Given instruction. Show every line containing "Extract" by copying it.

Source material.

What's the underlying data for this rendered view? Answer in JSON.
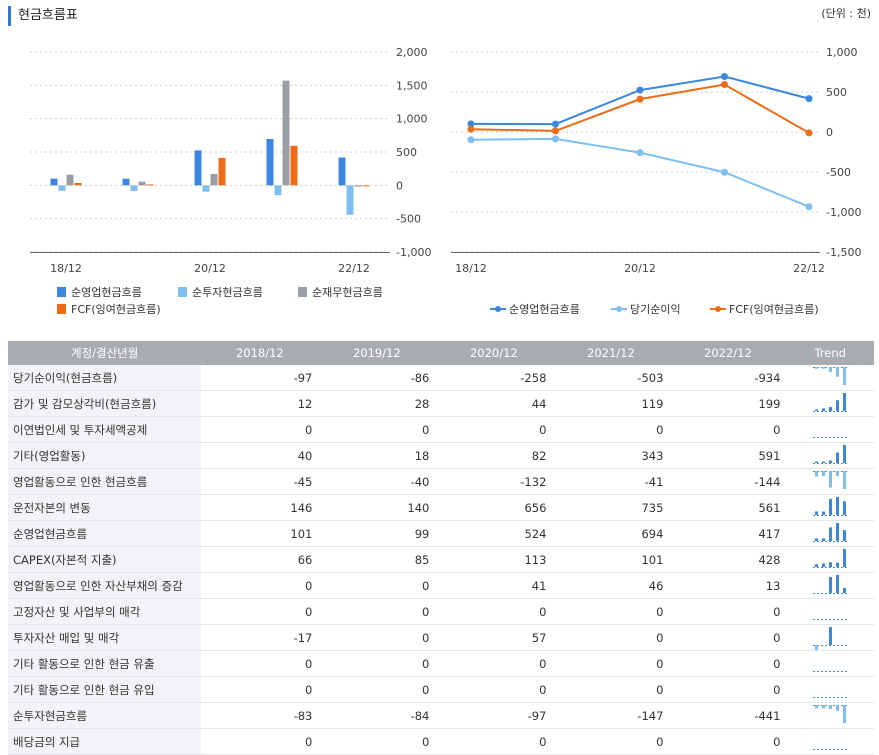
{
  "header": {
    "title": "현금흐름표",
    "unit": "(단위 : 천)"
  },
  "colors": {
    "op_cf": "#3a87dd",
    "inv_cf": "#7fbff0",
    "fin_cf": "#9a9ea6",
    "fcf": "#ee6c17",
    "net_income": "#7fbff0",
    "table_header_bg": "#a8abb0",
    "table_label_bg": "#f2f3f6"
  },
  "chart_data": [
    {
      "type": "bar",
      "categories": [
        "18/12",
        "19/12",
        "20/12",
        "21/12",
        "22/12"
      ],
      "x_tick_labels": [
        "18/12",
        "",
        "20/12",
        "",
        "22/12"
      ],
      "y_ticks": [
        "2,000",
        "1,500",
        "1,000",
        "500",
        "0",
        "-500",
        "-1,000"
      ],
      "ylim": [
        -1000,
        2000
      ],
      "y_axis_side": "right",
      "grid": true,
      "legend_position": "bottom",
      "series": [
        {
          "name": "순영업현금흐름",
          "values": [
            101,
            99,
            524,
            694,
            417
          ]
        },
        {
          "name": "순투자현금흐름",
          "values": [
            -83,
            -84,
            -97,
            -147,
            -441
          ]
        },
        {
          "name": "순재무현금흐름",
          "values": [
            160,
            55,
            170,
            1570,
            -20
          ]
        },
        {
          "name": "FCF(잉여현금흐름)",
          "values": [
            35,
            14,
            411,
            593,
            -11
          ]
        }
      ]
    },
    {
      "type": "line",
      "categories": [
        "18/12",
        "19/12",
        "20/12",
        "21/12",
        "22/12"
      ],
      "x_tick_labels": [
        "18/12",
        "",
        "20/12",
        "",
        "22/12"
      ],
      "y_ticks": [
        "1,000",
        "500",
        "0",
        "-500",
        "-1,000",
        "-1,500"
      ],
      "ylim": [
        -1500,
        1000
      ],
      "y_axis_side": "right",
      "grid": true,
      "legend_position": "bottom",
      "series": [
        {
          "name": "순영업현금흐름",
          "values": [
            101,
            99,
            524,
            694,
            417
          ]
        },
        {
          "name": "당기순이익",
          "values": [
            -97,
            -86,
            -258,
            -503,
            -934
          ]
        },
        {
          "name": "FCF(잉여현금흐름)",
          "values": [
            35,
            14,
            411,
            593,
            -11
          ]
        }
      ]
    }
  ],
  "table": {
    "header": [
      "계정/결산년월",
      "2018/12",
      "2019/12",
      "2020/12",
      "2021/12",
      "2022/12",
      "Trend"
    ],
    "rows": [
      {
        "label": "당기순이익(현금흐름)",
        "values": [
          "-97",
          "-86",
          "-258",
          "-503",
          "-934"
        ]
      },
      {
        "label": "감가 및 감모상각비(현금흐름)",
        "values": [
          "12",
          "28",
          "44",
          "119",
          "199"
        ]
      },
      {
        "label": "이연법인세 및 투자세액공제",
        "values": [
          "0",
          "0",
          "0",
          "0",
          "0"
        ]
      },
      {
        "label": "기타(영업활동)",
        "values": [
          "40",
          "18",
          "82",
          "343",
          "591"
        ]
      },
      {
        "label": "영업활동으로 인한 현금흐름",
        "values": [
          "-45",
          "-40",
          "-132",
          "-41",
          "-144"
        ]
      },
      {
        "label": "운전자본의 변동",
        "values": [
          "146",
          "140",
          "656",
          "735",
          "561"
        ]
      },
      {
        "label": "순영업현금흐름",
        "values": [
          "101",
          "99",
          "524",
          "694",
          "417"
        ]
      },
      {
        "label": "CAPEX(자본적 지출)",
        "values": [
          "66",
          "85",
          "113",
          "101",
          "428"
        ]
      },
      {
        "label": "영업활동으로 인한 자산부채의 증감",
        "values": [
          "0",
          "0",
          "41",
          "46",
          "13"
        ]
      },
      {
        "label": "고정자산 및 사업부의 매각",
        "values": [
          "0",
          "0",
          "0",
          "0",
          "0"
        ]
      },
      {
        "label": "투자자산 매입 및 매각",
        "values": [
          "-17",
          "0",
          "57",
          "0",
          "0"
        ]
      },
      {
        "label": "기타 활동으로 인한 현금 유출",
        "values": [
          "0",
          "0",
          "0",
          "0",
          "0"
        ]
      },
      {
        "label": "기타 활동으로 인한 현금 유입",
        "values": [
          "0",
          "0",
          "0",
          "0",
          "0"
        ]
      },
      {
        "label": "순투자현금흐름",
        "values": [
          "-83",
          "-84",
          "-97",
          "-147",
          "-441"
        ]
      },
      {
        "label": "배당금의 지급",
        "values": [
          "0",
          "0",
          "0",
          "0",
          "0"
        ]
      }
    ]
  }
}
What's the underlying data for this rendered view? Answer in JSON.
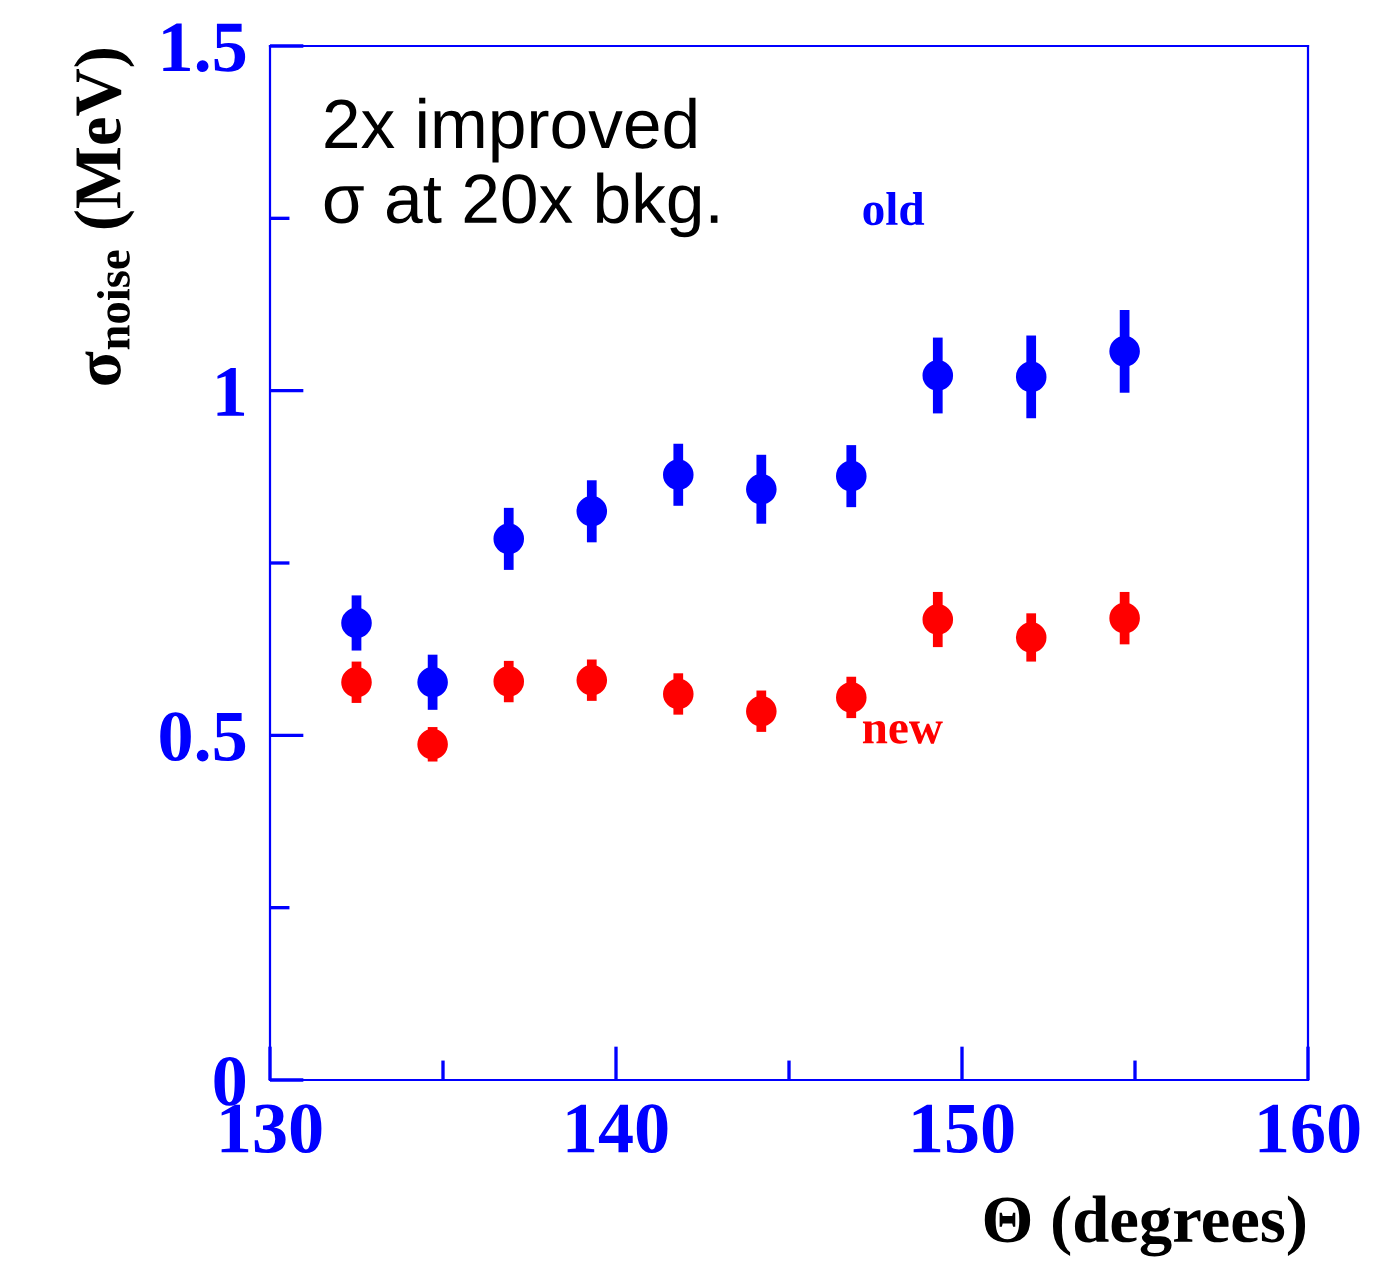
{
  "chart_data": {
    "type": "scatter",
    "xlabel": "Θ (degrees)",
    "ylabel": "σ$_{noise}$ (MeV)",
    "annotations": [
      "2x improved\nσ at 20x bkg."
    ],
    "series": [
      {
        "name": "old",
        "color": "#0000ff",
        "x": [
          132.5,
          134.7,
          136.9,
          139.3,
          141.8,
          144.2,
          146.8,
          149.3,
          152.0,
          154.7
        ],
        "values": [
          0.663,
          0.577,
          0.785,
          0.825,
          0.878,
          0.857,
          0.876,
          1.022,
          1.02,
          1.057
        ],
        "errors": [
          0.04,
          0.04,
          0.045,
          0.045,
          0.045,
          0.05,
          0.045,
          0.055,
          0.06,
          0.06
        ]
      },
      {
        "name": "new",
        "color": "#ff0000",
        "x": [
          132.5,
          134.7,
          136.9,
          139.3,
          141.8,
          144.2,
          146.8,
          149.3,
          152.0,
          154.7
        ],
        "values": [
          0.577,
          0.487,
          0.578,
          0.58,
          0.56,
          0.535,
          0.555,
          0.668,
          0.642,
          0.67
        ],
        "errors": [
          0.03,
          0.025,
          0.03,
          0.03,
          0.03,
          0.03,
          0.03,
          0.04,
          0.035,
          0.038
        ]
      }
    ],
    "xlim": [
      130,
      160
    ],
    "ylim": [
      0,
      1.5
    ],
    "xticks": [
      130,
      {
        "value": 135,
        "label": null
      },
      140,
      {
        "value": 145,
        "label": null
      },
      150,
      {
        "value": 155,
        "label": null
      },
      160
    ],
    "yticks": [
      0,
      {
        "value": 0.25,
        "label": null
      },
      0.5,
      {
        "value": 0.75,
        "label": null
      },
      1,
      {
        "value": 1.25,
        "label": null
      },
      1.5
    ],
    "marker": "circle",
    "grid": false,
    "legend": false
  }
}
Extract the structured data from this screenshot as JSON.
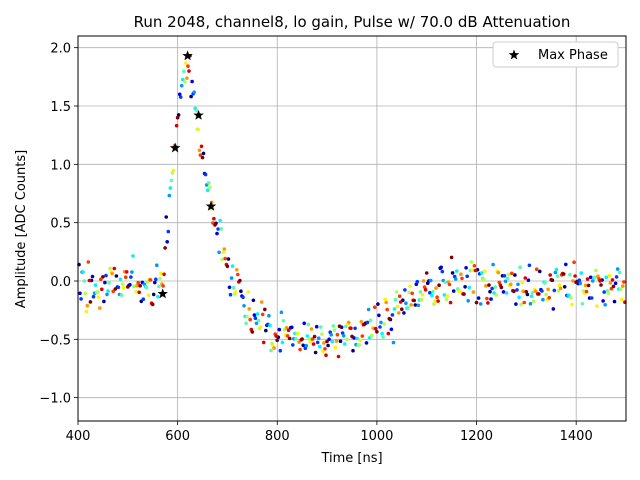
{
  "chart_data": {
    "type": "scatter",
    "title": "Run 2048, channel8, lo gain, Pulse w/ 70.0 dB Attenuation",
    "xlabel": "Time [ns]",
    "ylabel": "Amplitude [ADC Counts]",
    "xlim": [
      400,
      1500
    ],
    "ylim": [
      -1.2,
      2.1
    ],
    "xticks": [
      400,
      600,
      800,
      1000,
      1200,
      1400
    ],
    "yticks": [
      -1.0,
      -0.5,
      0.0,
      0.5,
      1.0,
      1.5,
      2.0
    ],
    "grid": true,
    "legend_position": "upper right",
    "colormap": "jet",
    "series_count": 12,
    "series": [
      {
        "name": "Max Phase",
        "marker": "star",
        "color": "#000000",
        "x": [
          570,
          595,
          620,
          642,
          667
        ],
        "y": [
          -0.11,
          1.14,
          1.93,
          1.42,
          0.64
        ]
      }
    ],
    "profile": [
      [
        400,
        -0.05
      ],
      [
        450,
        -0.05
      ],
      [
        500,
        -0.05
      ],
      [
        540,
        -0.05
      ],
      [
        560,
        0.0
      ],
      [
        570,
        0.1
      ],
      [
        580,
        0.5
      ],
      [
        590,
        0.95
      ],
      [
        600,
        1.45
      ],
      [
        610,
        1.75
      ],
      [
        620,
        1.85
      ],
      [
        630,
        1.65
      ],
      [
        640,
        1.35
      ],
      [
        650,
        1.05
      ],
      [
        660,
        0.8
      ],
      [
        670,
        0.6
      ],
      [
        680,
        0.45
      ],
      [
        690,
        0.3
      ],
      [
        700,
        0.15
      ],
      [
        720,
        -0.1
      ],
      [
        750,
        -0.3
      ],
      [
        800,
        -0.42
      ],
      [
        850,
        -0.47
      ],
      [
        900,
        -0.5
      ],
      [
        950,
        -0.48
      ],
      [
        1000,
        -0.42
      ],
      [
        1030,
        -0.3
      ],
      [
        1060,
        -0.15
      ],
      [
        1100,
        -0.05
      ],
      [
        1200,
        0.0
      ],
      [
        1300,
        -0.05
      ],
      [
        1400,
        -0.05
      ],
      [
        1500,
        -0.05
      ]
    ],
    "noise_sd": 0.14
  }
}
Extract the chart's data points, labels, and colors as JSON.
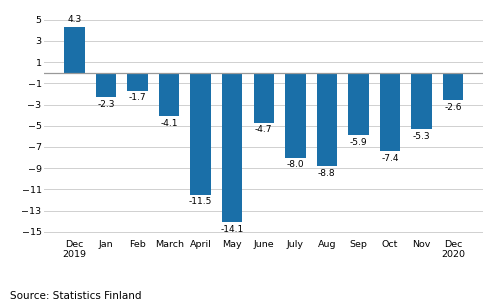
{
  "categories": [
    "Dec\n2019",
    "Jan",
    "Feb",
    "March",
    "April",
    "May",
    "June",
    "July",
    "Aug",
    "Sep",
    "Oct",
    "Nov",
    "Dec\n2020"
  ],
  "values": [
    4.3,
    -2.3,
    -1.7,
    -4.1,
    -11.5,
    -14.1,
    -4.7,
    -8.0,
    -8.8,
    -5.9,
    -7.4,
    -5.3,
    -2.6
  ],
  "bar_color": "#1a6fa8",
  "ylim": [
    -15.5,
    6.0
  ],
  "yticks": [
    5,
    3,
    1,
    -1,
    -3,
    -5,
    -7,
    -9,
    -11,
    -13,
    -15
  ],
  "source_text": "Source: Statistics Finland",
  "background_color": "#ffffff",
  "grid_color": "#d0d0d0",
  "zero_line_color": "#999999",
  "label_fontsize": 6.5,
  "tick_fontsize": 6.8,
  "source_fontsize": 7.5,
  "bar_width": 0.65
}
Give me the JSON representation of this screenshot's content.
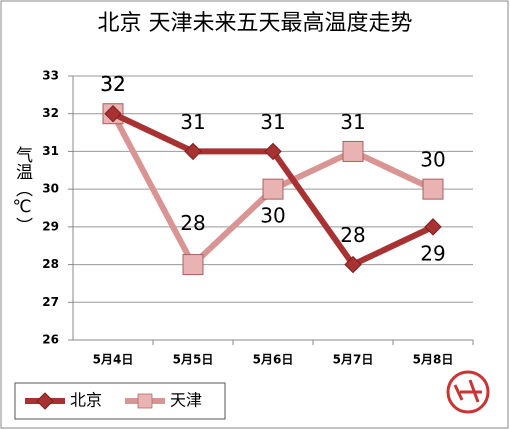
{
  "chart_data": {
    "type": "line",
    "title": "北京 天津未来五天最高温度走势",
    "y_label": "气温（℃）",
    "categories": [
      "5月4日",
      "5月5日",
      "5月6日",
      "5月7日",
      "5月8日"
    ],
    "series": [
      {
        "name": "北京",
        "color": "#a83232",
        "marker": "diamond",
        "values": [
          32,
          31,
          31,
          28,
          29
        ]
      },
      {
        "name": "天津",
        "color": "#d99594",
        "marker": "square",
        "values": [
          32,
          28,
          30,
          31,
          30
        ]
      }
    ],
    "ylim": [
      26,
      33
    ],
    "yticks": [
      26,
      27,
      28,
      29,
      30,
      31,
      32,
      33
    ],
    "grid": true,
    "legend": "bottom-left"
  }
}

Response to this task.
Extract the structured data from this screenshot as JSON.
Extract the chart's data points, labels, and colors as JSON.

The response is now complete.